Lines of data
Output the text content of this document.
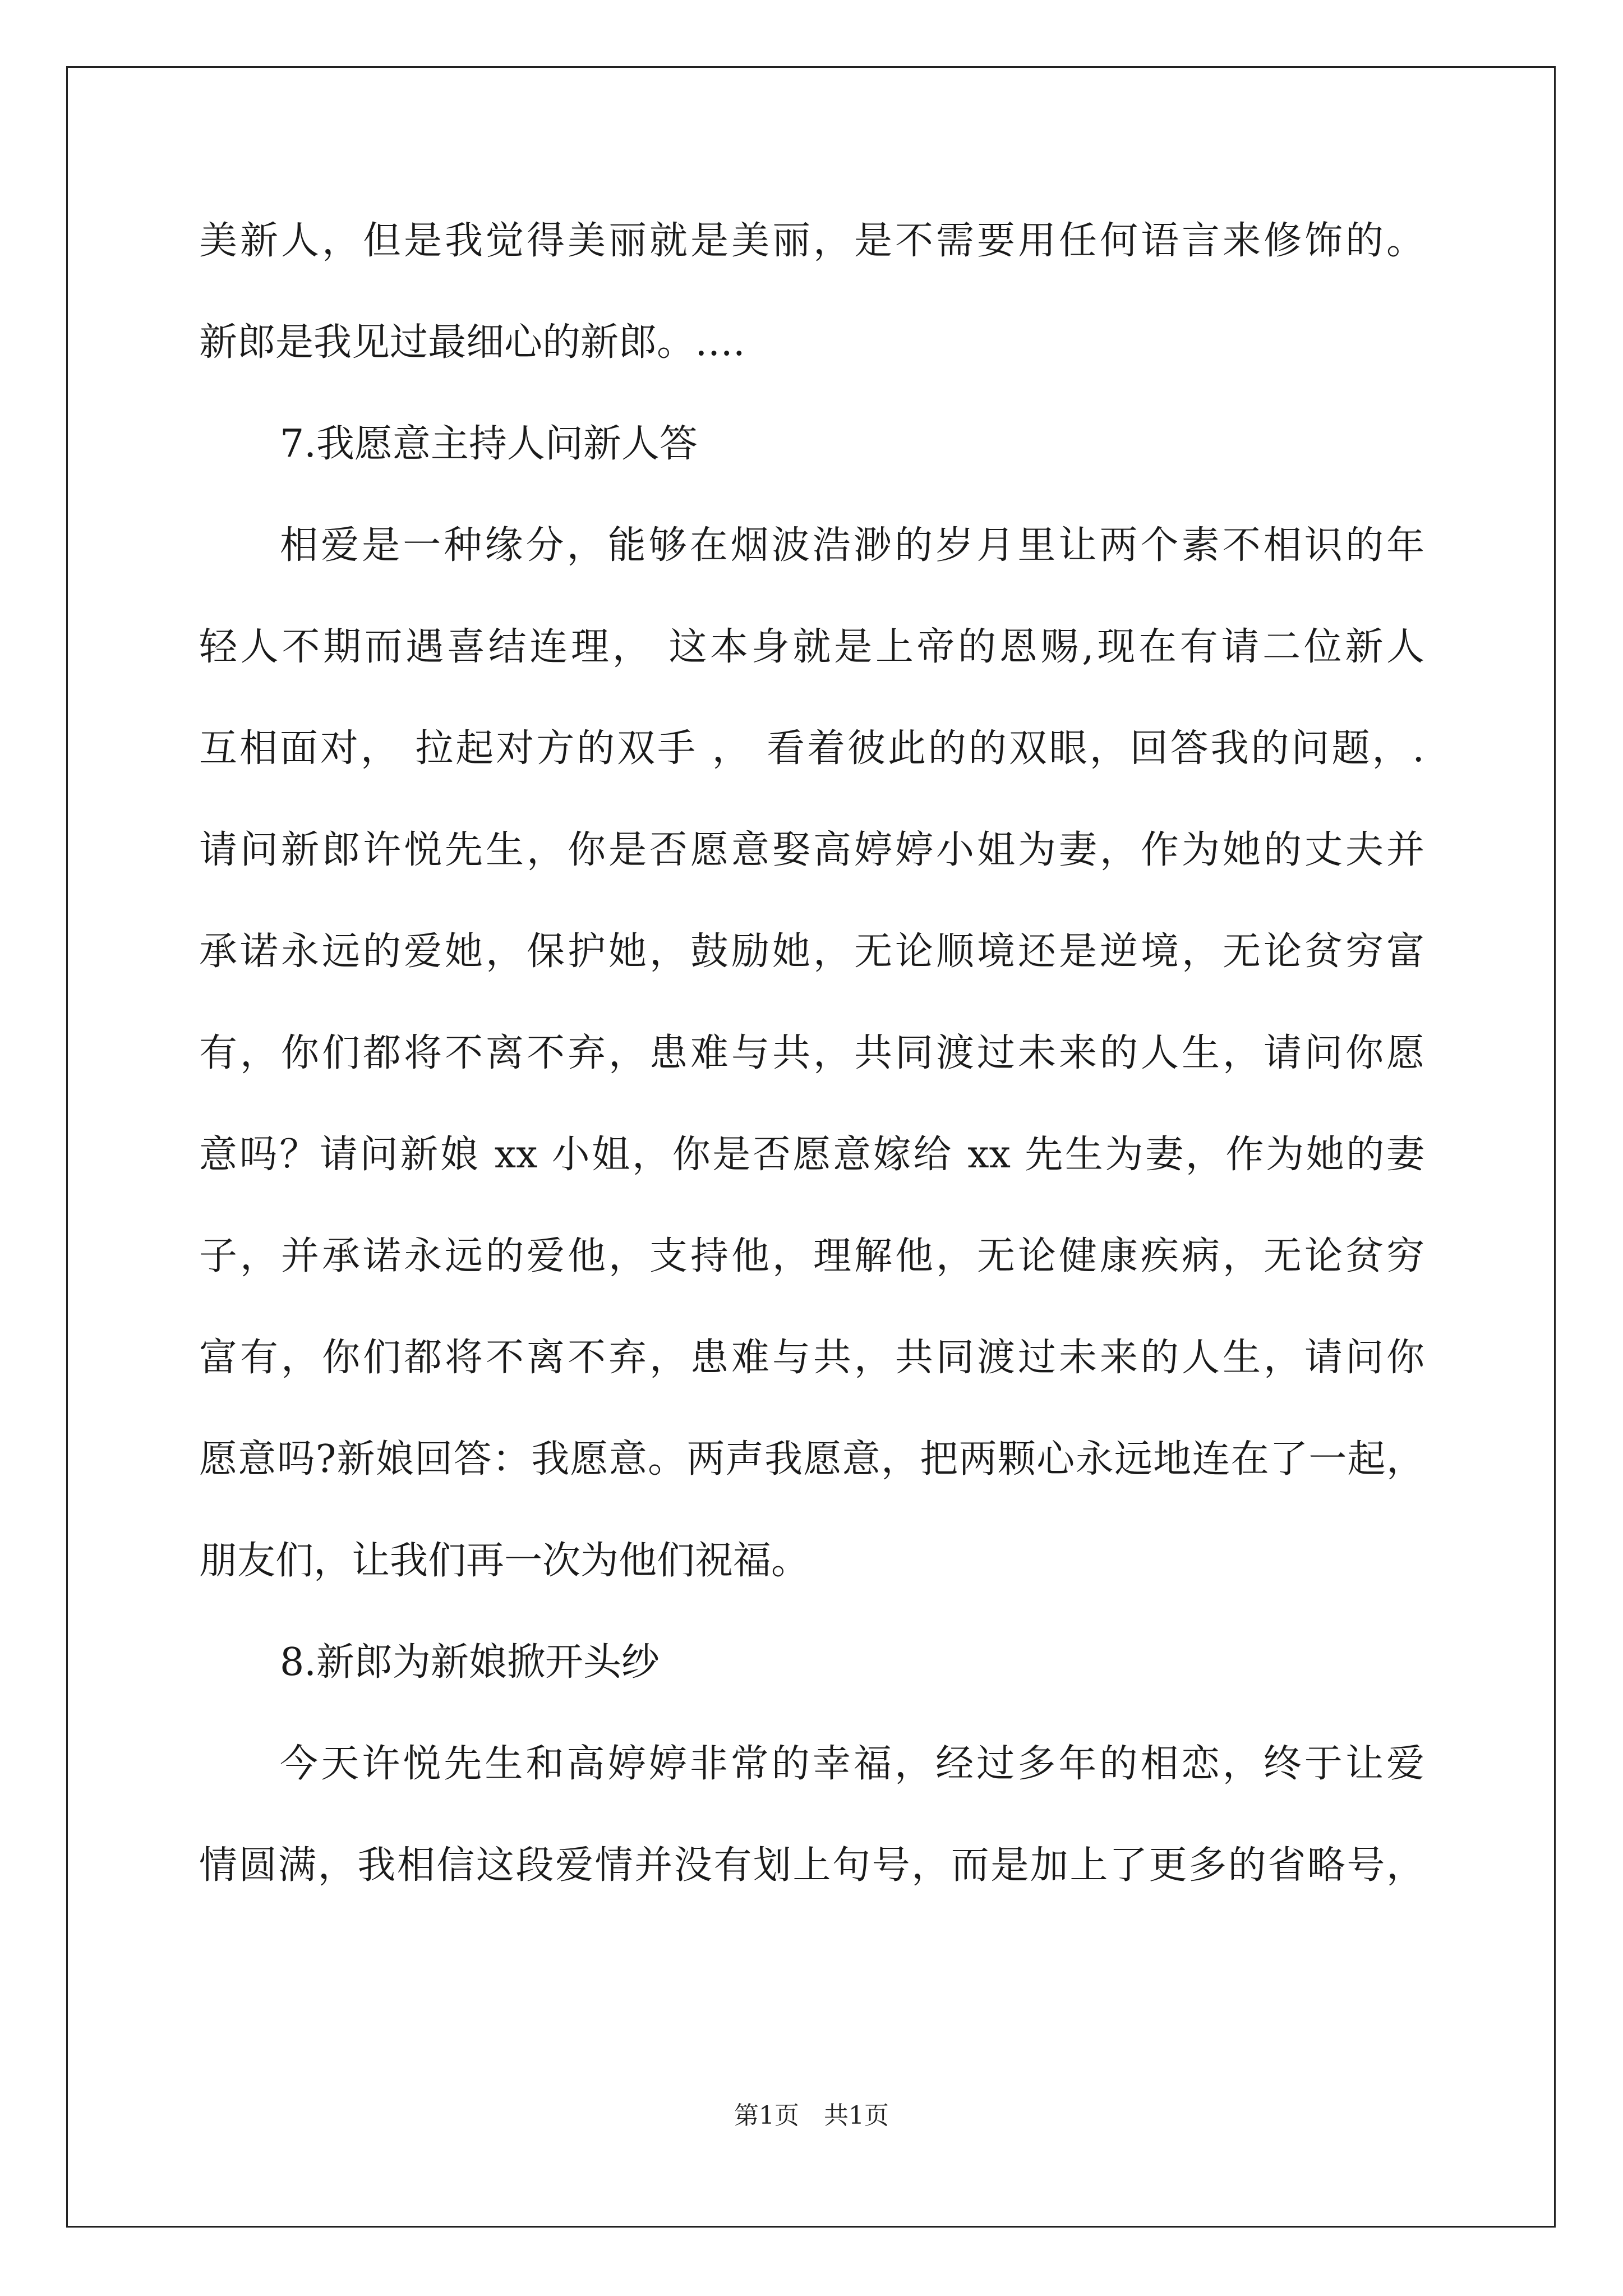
美新人，但是我觉得美丽就是美丽，是不需要用任何语言来修饰的。
新郎是我见过最细心的新郎。….
7.我愿意主持人问新人答
相爱是一种缘分，能够在烟波浩渺的岁月里让两个素不相识的年
轻人不期而遇喜结连理， 这本身就是上帝的恩赐,现在有请二位新人
互相面对， 拉起对方的双手 ， 看着彼此的的双眼，回答我的问题，.
请问新郎许悦先生，你是否愿意娶高婷婷小姐为妻，作为她的丈夫并
承诺永远的爱她，保护她，鼓励她，无论顺境还是逆境，无论贫穷富
有，你们都将不离不弃，患难与共，共同渡过未来的人生，请问你愿
意吗？请问新娘 xx 小姐，你是否愿意嫁给 xx 先生为妻，作为她的妻
子，并承诺永远的爱他，支持他，理解他，无论健康疾病，无论贫穷
富有，你们都将不离不弃，患难与共，共同渡过未来的人生，请问你
愿意吗?新娘回答：我愿意。两声我愿意，把两颗心永远地连在了一起，
朋友们，让我们再一次为他们祝福。
8.新郎为新娘掀开头纱
今天许悦先生和高婷婷非常的幸福，经过多年的相恋，终于让爱
情圆满，我相信这段爱情并没有划上句号，而是加上了更多的省略号，
第1页　共1页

Task instructions: Make a verbatim copy of all the entries and strip out the pictures.

Solution to this task:
Output the text content of this document.
美新人，但是我觉得美丽就是美丽，是不需要用任何语言来修饰的。
新郎是我见过最细心的新郎。….
7.我愿意主持人问新人答
相爱是一种缘分，能够在烟波浩渺的岁月里让两个素不相识的年
轻人不期而遇喜结连理， 这本身就是上帝的恩赐,现在有请二位新人
互相面对， 拉起对方的双手 ， 看着彼此的的双眼，回答我的问题，.
请问新郎许悦先生，你是否愿意娶高婷婷小姐为妻，作为她的丈夫并
承诺永远的爱她，保护她，鼓励她，无论顺境还是逆境，无论贫穷富
有，你们都将不离不弃，患难与共，共同渡过未来的人生，请问你愿
意吗？请问新娘 xx 小姐，你是否愿意嫁给 xx 先生为妻，作为她的妻
子，并承诺永远的爱他，支持他，理解他，无论健康疾病，无论贫穷
富有，你们都将不离不弃，患难与共，共同渡过未来的人生，请问你
愿意吗?新娘回答：我愿意。两声我愿意，把两颗心永远地连在了一起，
朋友们，让我们再一次为他们祝福。
8.新郎为新娘掀开头纱
今天许悦先生和高婷婷非常的幸福，经过多年的相恋，终于让爱
情圆满，我相信这段爱情并没有划上句号，而是加上了更多的省略号，
第1页　共1页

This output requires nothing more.